Task directions: Look through the data below and work out how many lines contain the string "Where". Give the number alone.

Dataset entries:
--- begin ---

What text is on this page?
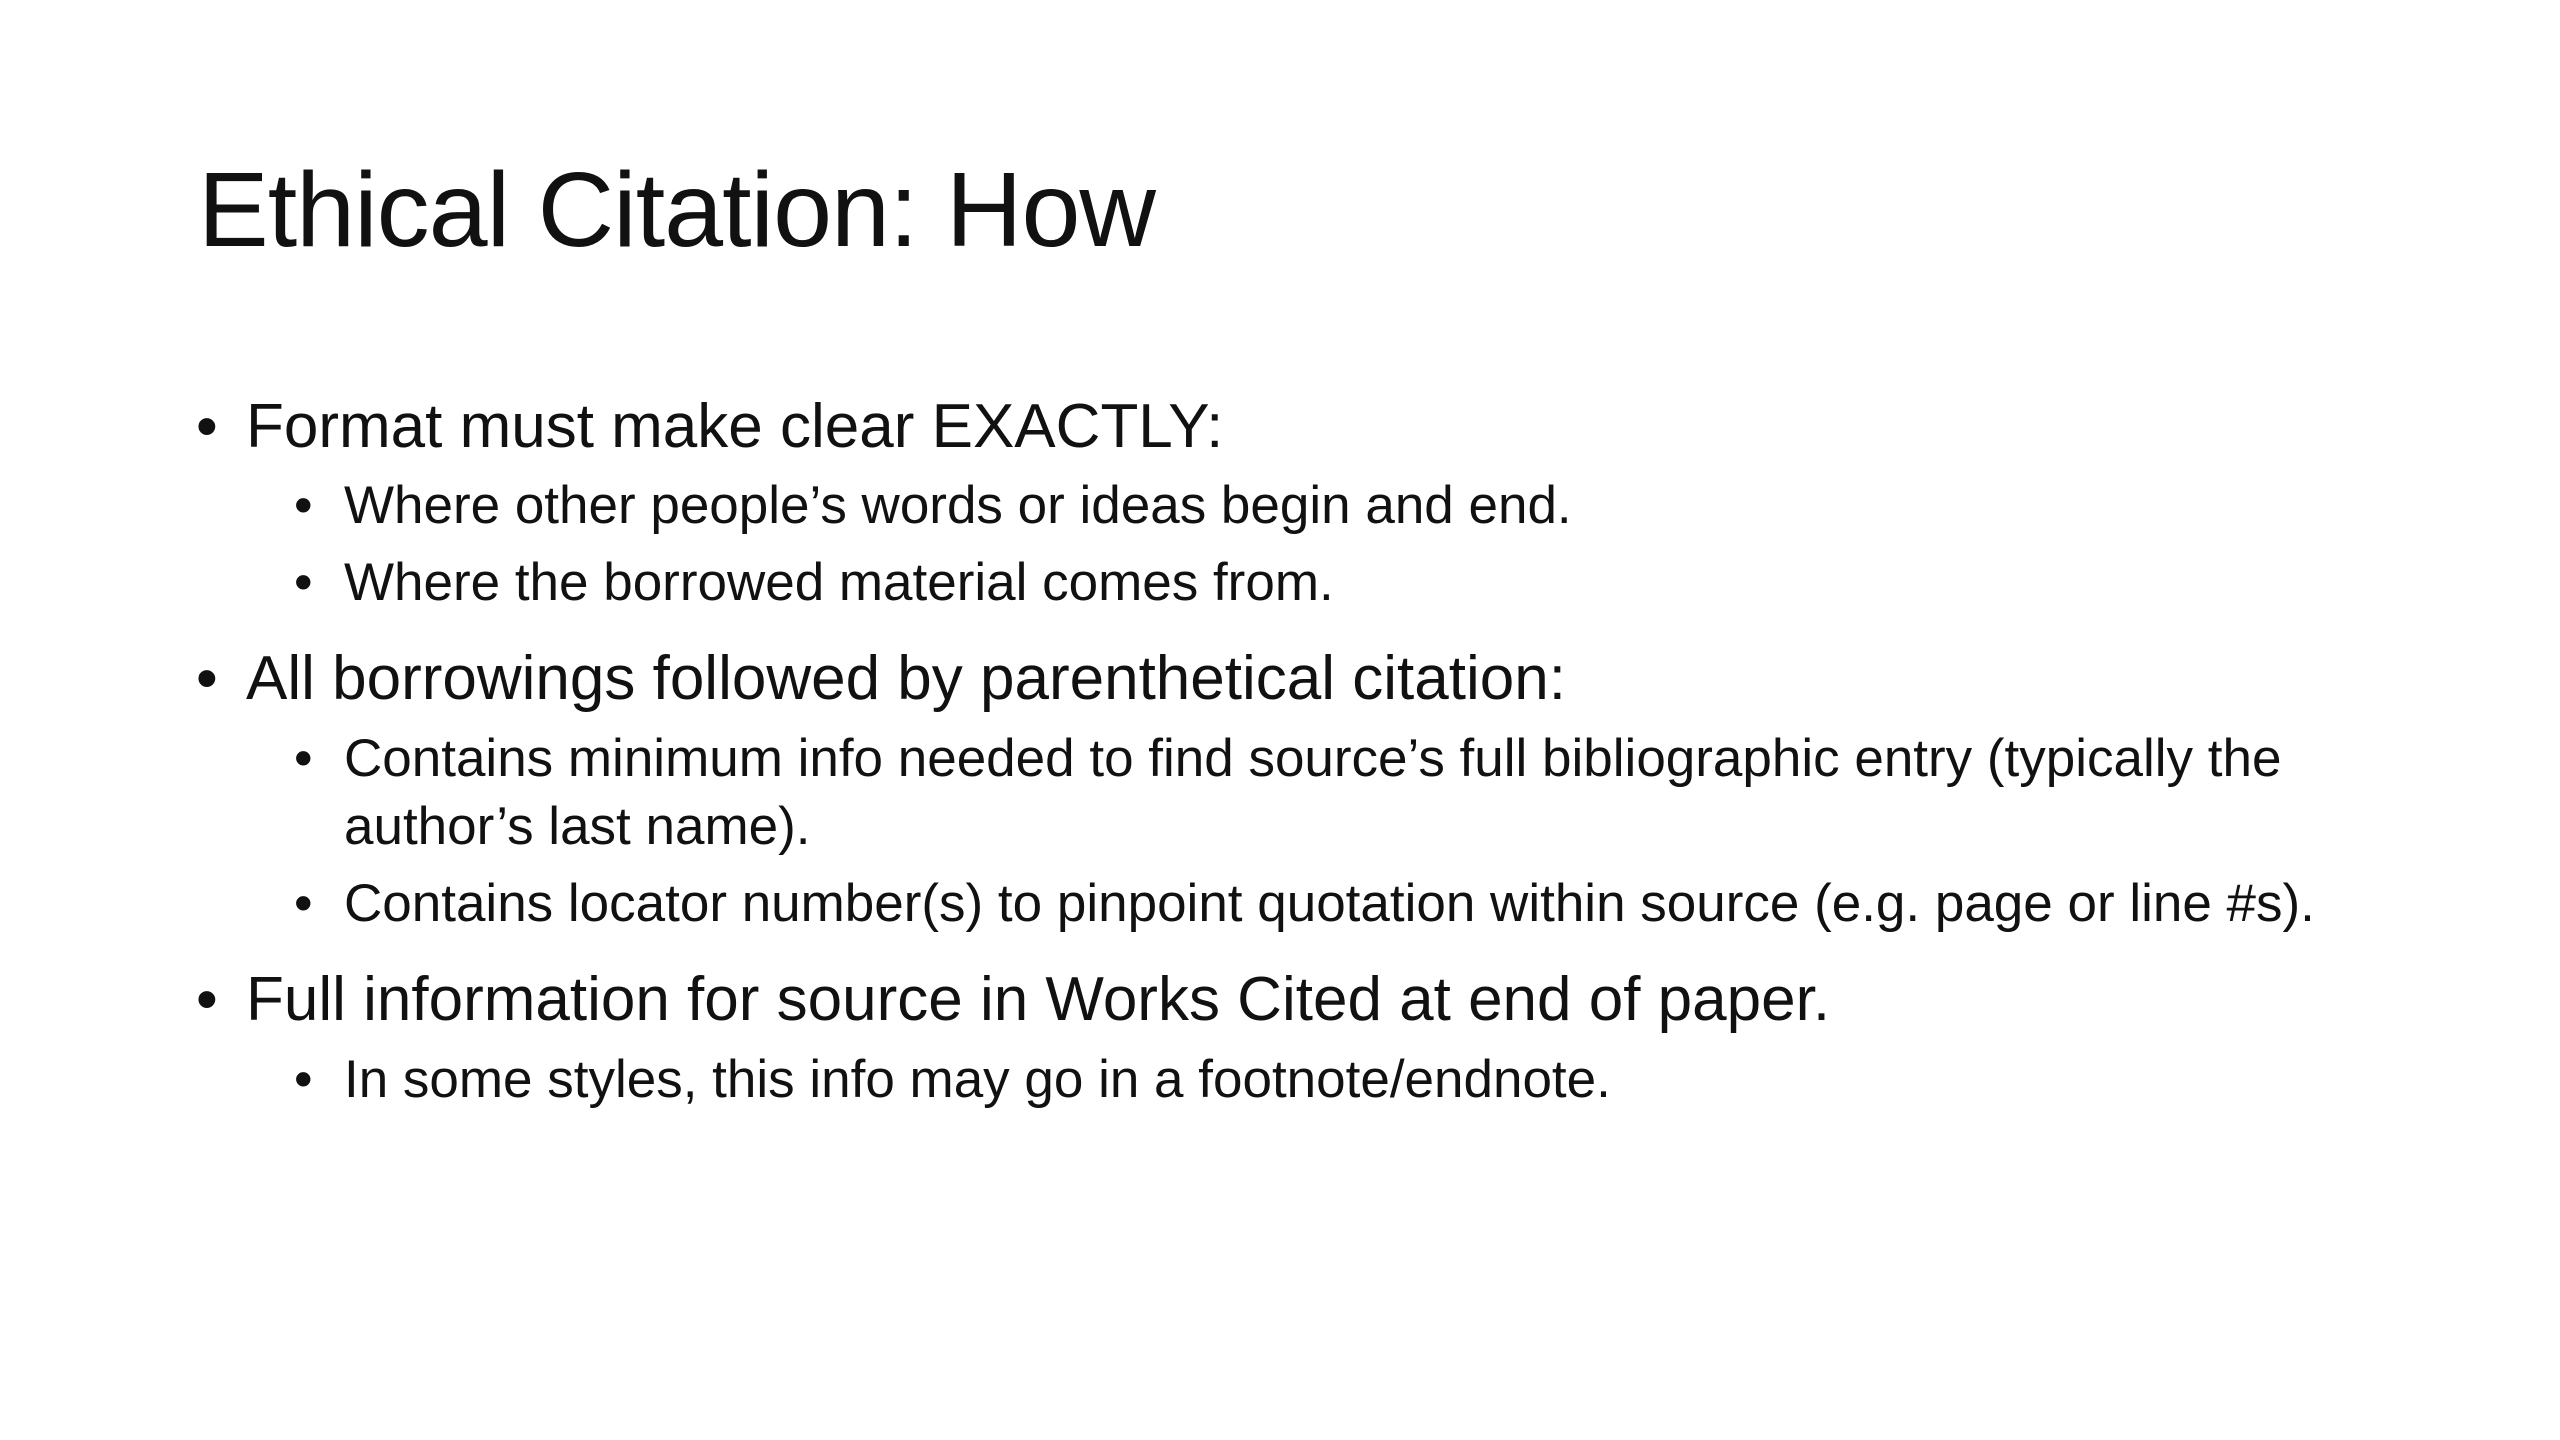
Ethical Citation: How
• Format must make clear EXACTLY:
• Where other people’s words or ideas begin and end.
• Where the borrowed material comes from.
• All borrowings followed by parenthetical citation:
• Contains minimum info needed to find source’s full bibliographic entry (typically the author’s last name).
• Contains locator number(s) to pinpoint quotation within source (e.g. page or line #s).
• Full information for source in Works Cited at end of paper.
• In some styles, this info may go in a footnote/endnote.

--- end ---

Finished task: 2